In your copy, leave out the pictures and repeat the entries below exactly.

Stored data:
--- Begin ---

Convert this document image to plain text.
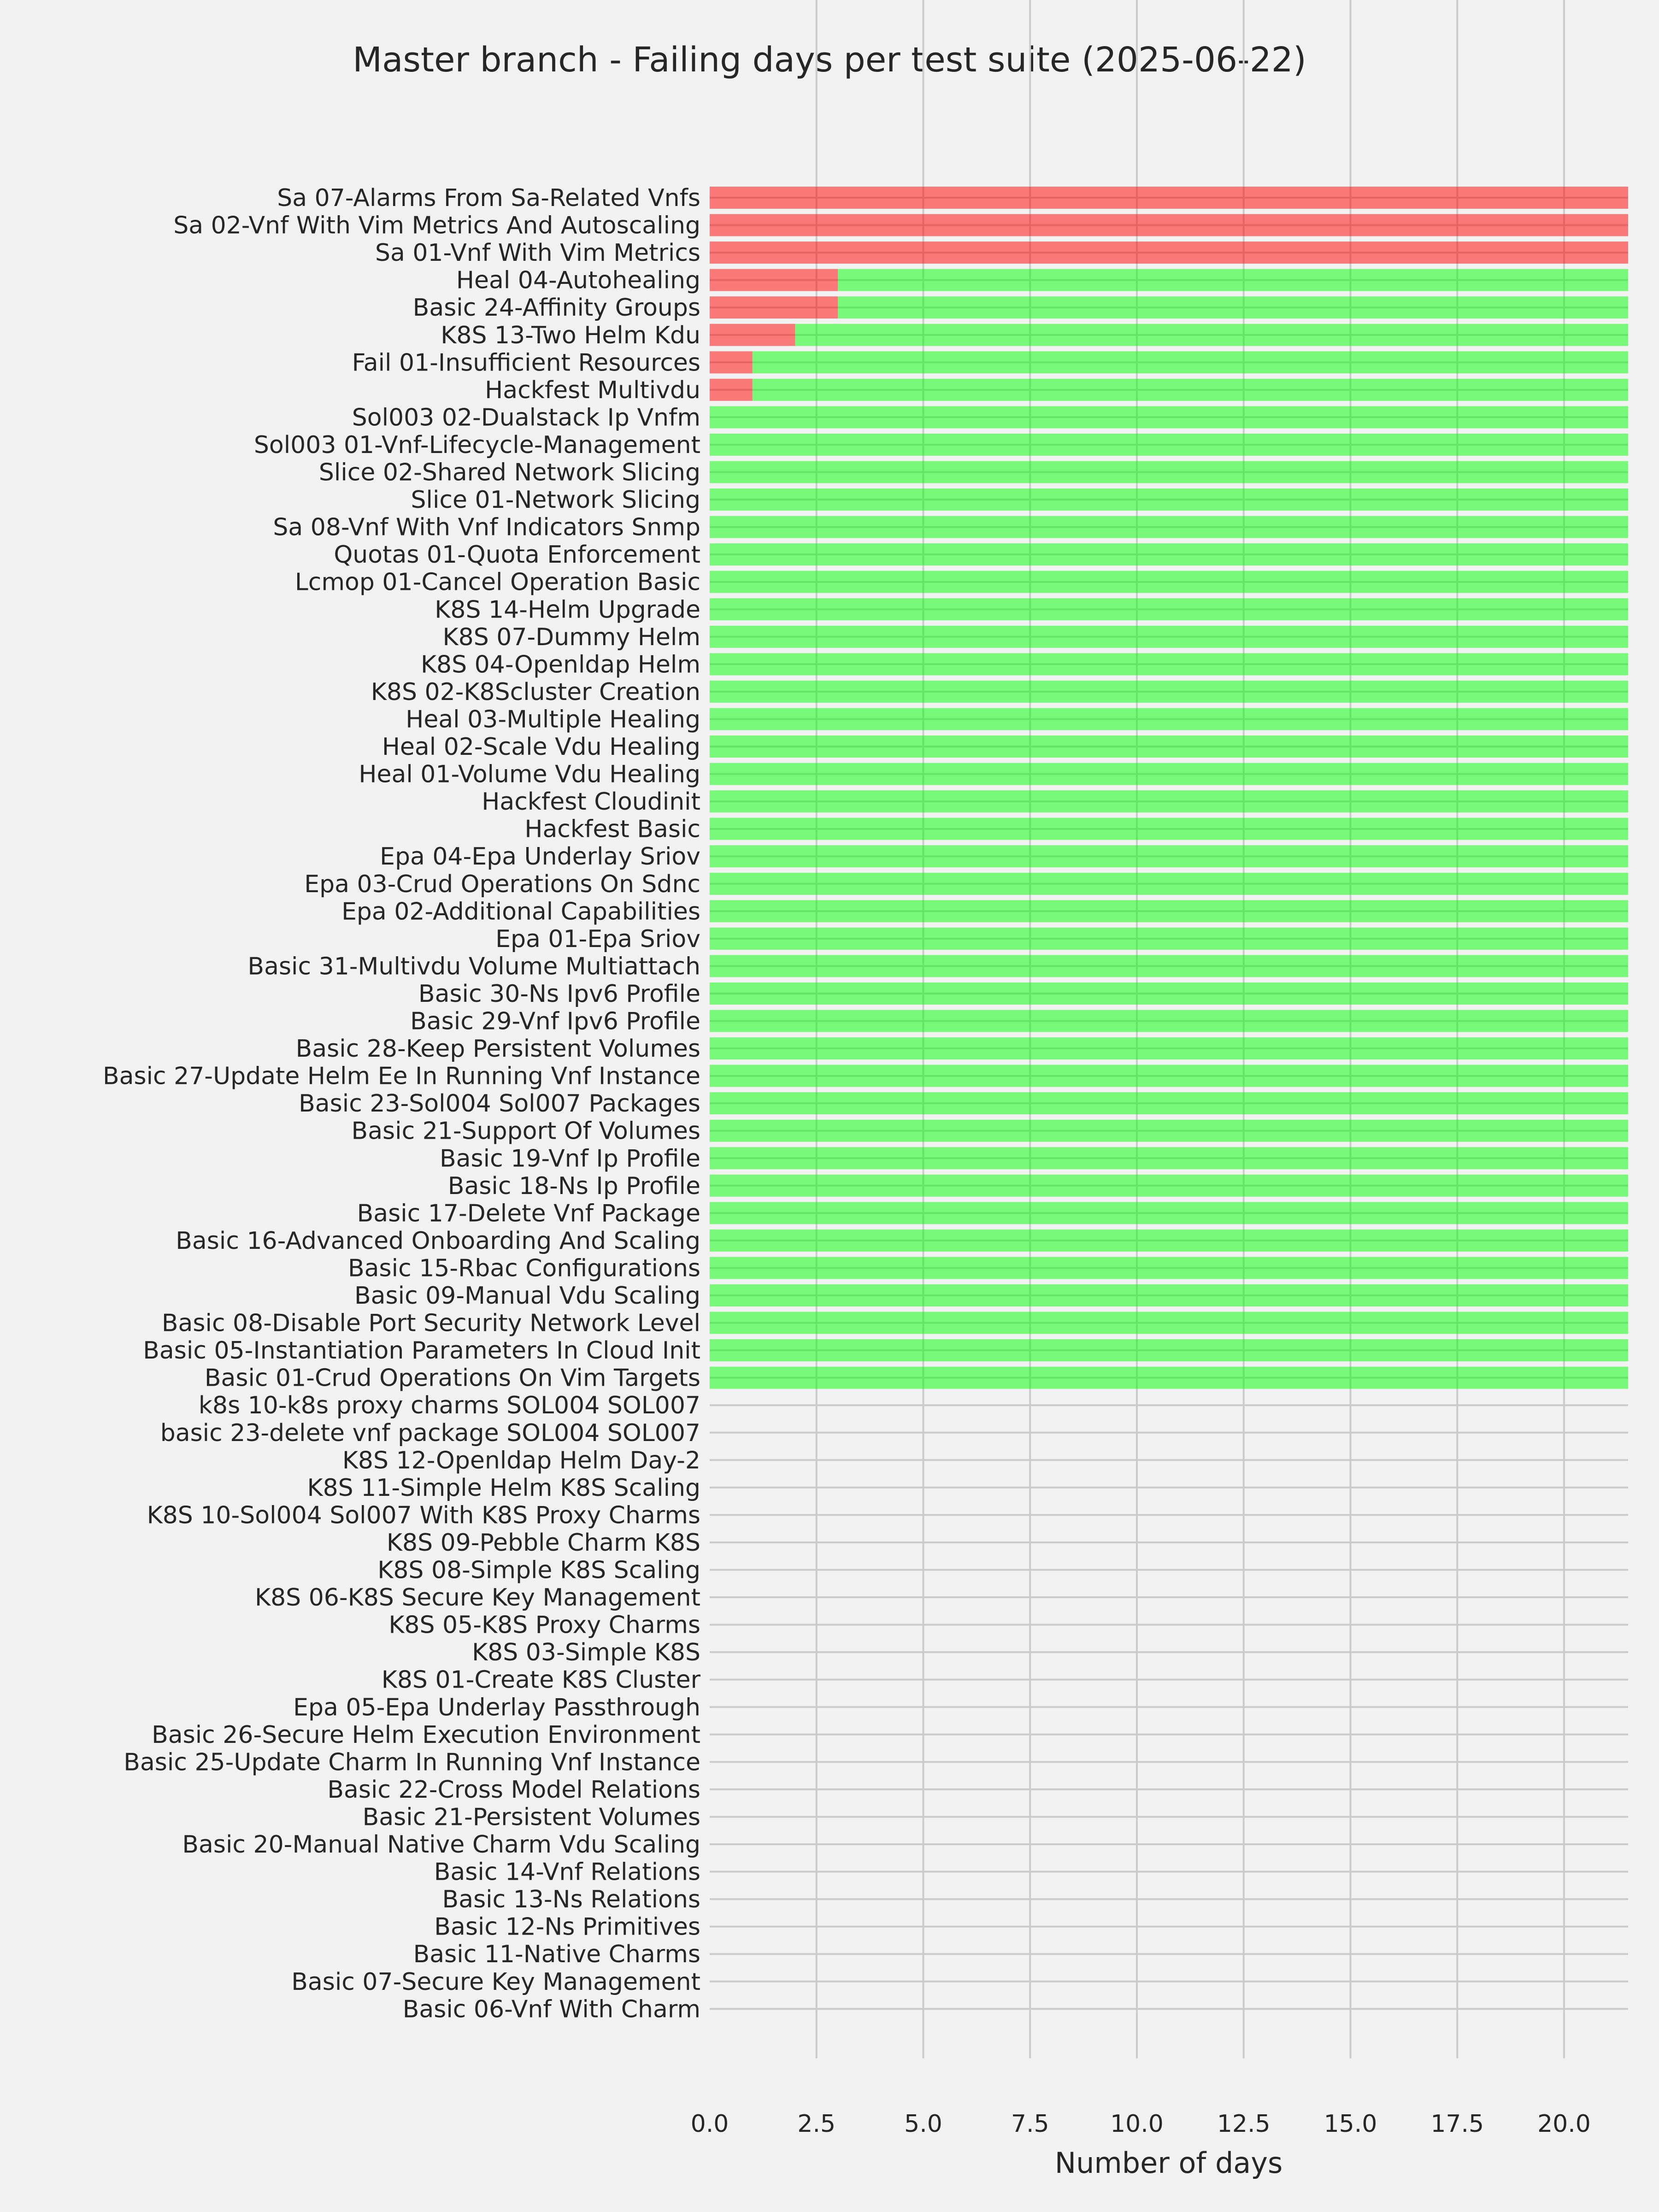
Master branch - Failing days per test suite (2025-06-22)
Sa 07-Alarms From Sa-Related Vnfs
Sa 02-Vnf With Vim Metrics And Autoscaling
Sa 01-Vnf With Vim Metrics
Heal 04-Autohealing
Basic 24-Affinity Groups
K8S 13-Two Helm Kdu
Fail 01-Insufficient Resources
Hackfest Multivdu
Sol003 02-Dualstack Ip Vnfm
Sol003 01-Vnf-Lifecycle-Management
Slice 02-Shared Network Slicing
Slice 01-Network Slicing
Sa 08-Vnf With Vnf Indicators Snmp
Quotas 01-Quota Enforcement
Lcmop 01-Cancel Operation Basic
K8S 14-Helm Upgrade
K8S 07-Dummy Helm
K8S 04-Openldap Helm
K8S 02-K8Scluster Creation
Heal 03-Multiple Healing
Heal 02-Scale Vdu Healing
Heal 01-Volume Vdu Healing
Hackfest Cloudinit
Hackfest Basic
Epa 04-Epa Underlay Sriov
Epa 03-Crud Operations On Sdnc
Epa 02-Additional Capabilities
Epa 01-Epa Sriov
Basic 31-Multivdu Volume Multiattach
Basic 30-Ns Ipv6 Profile
Basic 29-Vnf Ipv6 Profile
Basic 28-Keep Persistent Volumes
Basic 27-Update Helm Ee In Running Vnf Instance
Basic 23-Sol004 Sol007 Packages
Basic 21-Support Of Volumes
Basic 19-Vnf Ip Profile
Basic 18-Ns Ip Profile
Basic 17-Delete Vnf Package
Basic 16-Advanced Onboarding And Scaling
Basic 15-Rbac Configurations
Basic 09-Manual Vdu Scaling
Basic 08-Disable Port Security Network Level
Basic 05-Instantiation Parameters In Cloud Init
Basic 01-Crud Operations On Vim Targets
k8s 10-k8s proxy charms SOL004 SOL007
basic 23-delete vnf package SOL004 SOL007
K8S 12-Openldap Helm Day-2
K8S 11-Simple Helm K8S Scaling
K8S 10-Sol004 Sol007 With K8S Proxy Charms
K8S 09-Pebble Charm K8S
K8S 08-Simple K8S Scaling
K8S 06-K8S Secure Key Management
K8S 05-K8S Proxy Charms
K8S 03-Simple K8S
K8S 01-Create K8S Cluster
Epa 05-Epa Underlay Passthrough
Basic 26-Secure Helm Execution Environment
Basic 25-Update Charm In Running Vnf Instance
Basic 22-Cross Model Relations
Basic 21-Persistent Volumes
Basic 20-Manual Native Charm Vdu Scaling
Basic 14-Vnf Relations
Basic 13-Ns Relations
Basic 12-Ns Primitives
Basic 11-Native Charms
Basic 07-Secure Key Management
Basic 06-Vnf With Charm
0.0	2.5	5.0	7.5	10.0 12.5 15.0 17.5 20.0
Number of days
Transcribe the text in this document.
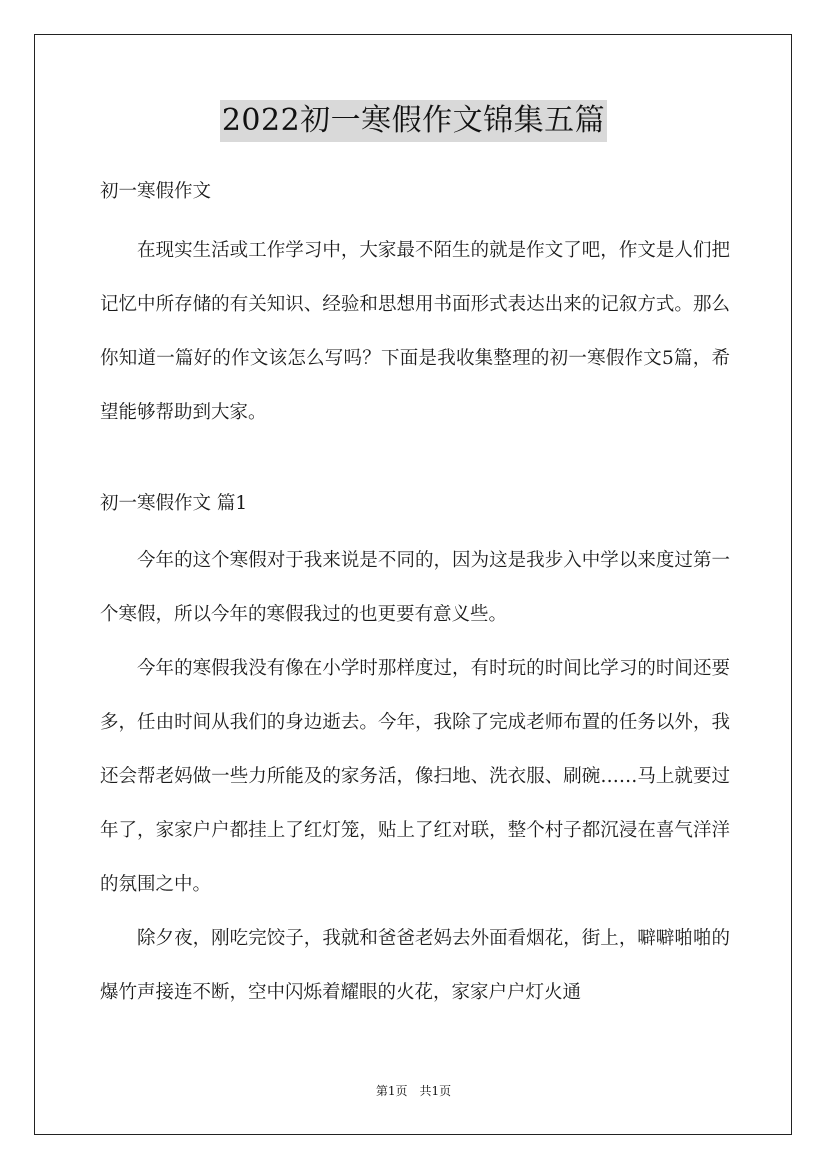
2022初一寒假作文锦集五篇

初一寒假作文

在现实生活或工作学习中，大家最不陌生的就是作文了吧，作文是人们把记忆中所存储的有关知识、经验和思想用书面形式表达出来的记叙方式。那么你知道一篇好的作文该怎么写吗？下面是我收集整理的初一寒假作文5篇，希望能够帮助到大家。

初一寒假作文 篇1

今年的这个寒假对于我来说是不同的，因为这是我步入中学以来度过第一个寒假，所以今年的寒假我过的也更要有意义些。

今年的寒假我没有像在小学时那样度过，有时玩的时间比学习的时间还要多，任由时间从我们的身边逝去。今年，我除了完成老师布置的任务以外，我还会帮老妈做一些力所能及的家务活，像扫地、洗衣服、刷碗……马上就要过年了，家家户户都挂上了红灯笼，贴上了红对联，整个村子都沉浸在喜气洋洋的氛围之中。

除夕夜，刚吃完饺子，我就和爸爸老妈去外面看烟花，街上，噼噼啪啪的爆竹声接连不断，空中闪烁着耀眼的火花，家家户户灯火通

第1页 共1页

--- End ---

Task result —
Convert this document image to plain text.
Master branch - Failing days per test suite (2025-06-22)
Sa 07-Alarms From Sa-Related Vnfs
Sa 02-Vnf With Vim Metrics And Autoscaling
Sa 01-Vnf With Vim Metrics
Heal 04-Autohealing
Basic 24-Affinity Groups
K8S 13-Two Helm Kdu
Fail 01-Insufficient Resources
Hackfest Multivdu
Sol003 02-Dualstack Ip Vnfm
Sol003 01-Vnf-Lifecycle-Management
Slice 02-Shared Network Slicing
Slice 01-Network Slicing
Sa 08-Vnf With Vnf Indicators Snmp
Quotas 01-Quota Enforcement
Lcmop 01-Cancel Operation Basic
K8S 14-Helm Upgrade
K8S 07-Dummy Helm
K8S 04-Openldap Helm
K8S 02-K8Scluster Creation
Heal 03-Multiple Healing
Heal 02-Scale Vdu Healing
Heal 01-Volume Vdu Healing
Hackfest Cloudinit
Hackfest Basic
Epa 04-Epa Underlay Sriov
Epa 03-Crud Operations On Sdnc
Epa 02-Additional Capabilities
Epa 01-Epa Sriov
Basic 31-Multivdu Volume Multiattach
Basic 30-Ns Ipv6 Profile
Basic 29-Vnf Ipv6 Profile
Basic 28-Keep Persistent Volumes
Basic 27-Update Helm Ee In Running Vnf Instance
Basic 23-Sol004 Sol007 Packages
Basic 21-Support Of Volumes
Basic 19-Vnf Ip Profile
Basic 18-Ns Ip Profile
Basic 17-Delete Vnf Package
Basic 16-Advanced Onboarding And Scaling
Basic 15-Rbac Configurations
Basic 09-Manual Vdu Scaling
Basic 08-Disable Port Security Network Level
Basic 05-Instantiation Parameters In Cloud Init
Basic 01-Crud Operations On Vim Targets
k8s 10-k8s proxy charms SOL004 SOL007
basic 23-delete vnf package SOL004 SOL007
K8S 12-Openldap Helm Day-2
K8S 11-Simple Helm K8S Scaling
K8S 10-Sol004 Sol007 With K8S Proxy Charms
K8S 09-Pebble Charm K8S
K8S 08-Simple K8S Scaling
K8S 06-K8S Secure Key Management
K8S 05-K8S Proxy Charms
K8S 03-Simple K8S
K8S 01-Create K8S Cluster
Epa 05-Epa Underlay Passthrough
Basic 26-Secure Helm Execution Environment
Basic 25-Update Charm In Running Vnf Instance
Basic 22-Cross Model Relations
Basic 21-Persistent Volumes
Basic 20-Manual Native Charm Vdu Scaling
Basic 14-Vnf Relations
Basic 13-Ns Relations
Basic 12-Ns Primitives
Basic 11-Native Charms
Basic 07-Secure Key Management
Basic 06-Vnf With Charm
0.0	2.5	5.0	7.5	10.0 12.5 15.0 17.5 20.0
Number of days
Transcribe the text in this document.
2022初一寒假作文锦集五篇

初一寒假作文

在现实生活或工作学习中，大家最不陌生的就是作文了吧，作文是人们把记忆中所存储的有关知识、经验和思想用书面形式表达出来的记叙方式。那么你知道一篇好的作文该怎么写吗？下面是我收集整理的初一寒假作文5篇，希望能够帮助到大家。

初一寒假作文 篇1

今年的这个寒假对于我来说是不同的，因为这是我步入中学以来度过第一个寒假，所以今年的寒假我过的也更要有意义些。

今年的寒假我没有像在小学时那样度过，有时玩的时间比学习的时间还要多，任由时间从我们的身边逝去。今年，我除了完成老师布置的任务以外，我还会帮老妈做一些力所能及的家务活，像扫地、洗衣服、刷碗……马上就要过年了，家家户户都挂上了红灯笼，贴上了红对联，整个村子都沉浸在喜气洋洋的氛围之中。

除夕夜，刚吃完饺子，我就和爸爸老妈去外面看烟花，街上，噼噼啪啪的爆竹声接连不断，空中闪烁着耀眼的火花，家家户户灯火通

第1页 共1页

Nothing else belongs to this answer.